EXERCISE GOAL »
Without including any pictures, copy each entry below exactly.

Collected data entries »
------------------------------------------------

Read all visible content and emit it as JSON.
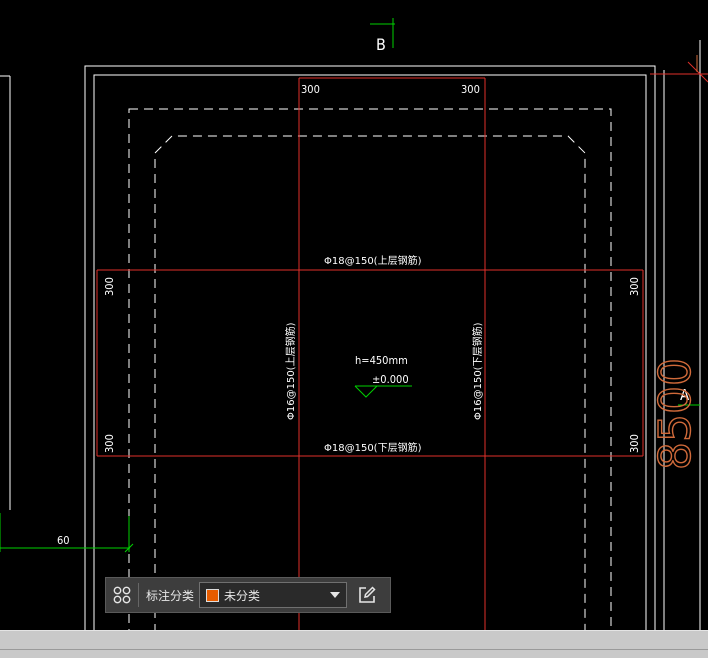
{
  "drawing": {
    "section_label": "B",
    "axis_label_a": "A",
    "dimension_vertical": "8500",
    "dimension_left": "60",
    "top_dims": [
      "300",
      "300"
    ],
    "side_dims": [
      "300",
      "300",
      "300",
      "300"
    ],
    "rebar_top_layer": "Φ18@150(上层钢筋)",
    "rebar_bottom_layer": "Φ18@150(下层钢筋)",
    "rebar_vertical_top": "Φ16@150(上层钢筋)",
    "rebar_vertical_bottom": "Φ16@150(下层钢筋)",
    "thickness": "h=450mm",
    "elevation": "±0.000",
    "colors": {
      "background": "#000000",
      "outline": "#ffffff",
      "rebar": "#e0302a",
      "dimension": "#00d000",
      "axis_dim": "#d06a3a"
    }
  },
  "toolbar": {
    "grid_icon": "grid-icon",
    "label": "标注分类",
    "category_value": "未分类",
    "category_color": "#e65c00",
    "edit_icon": "edit-icon"
  }
}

------------------------------------------------

IN RESPONSE »
Read all visible content and emit it as JSON.
{
  "drawing": {
    "section_label": "B",
    "axis_label_a": "A",
    "dimension_vertical": "8500",
    "dimension_left": "60",
    "top_dims": [
      "300",
      "300"
    ],
    "side_dims": [
      "300",
      "300",
      "300",
      "300"
    ],
    "rebar_top_layer": "Φ18@150(上层钢筋)",
    "rebar_bottom_layer": "Φ18@150(下层钢筋)",
    "rebar_vertical_top": "Φ16@150(上层钢筋)",
    "rebar_vertical_bottom": "Φ16@150(下层钢筋)",
    "thickness": "h=450mm",
    "elevation": "±0.000",
    "colors": {
      "background": "#000000",
      "outline": "#ffffff",
      "rebar": "#e0302a",
      "dimension": "#00d000",
      "axis_dim": "#d06a3a"
    }
  },
  "toolbar": {
    "grid_icon": "grid-icon",
    "label": "标注分类",
    "category_value": "未分类",
    "category_color": "#e65c00",
    "edit_icon": "edit-icon"
  }
}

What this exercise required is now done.